## Exercise details
How many of these lines hold the string "Achats"? Answer with the number only.

## Data provided
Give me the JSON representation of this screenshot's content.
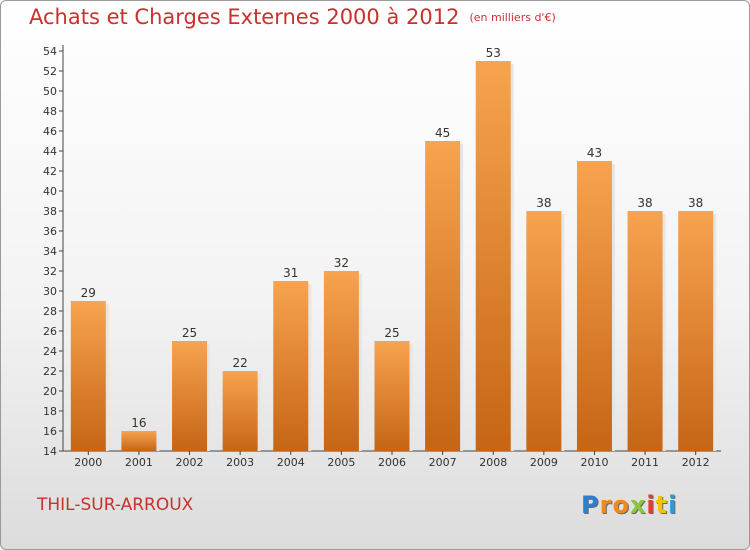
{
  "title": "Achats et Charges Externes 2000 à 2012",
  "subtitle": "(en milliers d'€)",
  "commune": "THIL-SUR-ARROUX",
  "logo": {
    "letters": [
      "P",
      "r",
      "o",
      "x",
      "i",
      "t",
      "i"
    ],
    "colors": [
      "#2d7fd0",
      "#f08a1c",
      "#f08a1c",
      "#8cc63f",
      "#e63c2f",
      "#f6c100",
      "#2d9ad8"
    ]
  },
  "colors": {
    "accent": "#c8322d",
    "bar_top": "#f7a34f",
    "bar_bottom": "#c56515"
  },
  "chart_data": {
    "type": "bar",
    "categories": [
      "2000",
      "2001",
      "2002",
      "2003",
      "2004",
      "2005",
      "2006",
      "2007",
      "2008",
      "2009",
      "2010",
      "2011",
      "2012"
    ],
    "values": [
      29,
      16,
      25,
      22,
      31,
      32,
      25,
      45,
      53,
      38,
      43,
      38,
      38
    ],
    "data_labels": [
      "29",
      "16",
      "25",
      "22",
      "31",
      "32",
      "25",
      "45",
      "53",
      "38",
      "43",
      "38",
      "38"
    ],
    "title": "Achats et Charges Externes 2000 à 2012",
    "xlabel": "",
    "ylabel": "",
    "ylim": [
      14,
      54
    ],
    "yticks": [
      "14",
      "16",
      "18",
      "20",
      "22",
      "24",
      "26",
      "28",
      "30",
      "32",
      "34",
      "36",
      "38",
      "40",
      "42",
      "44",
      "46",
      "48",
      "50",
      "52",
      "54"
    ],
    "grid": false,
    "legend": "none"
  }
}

## Written answer
2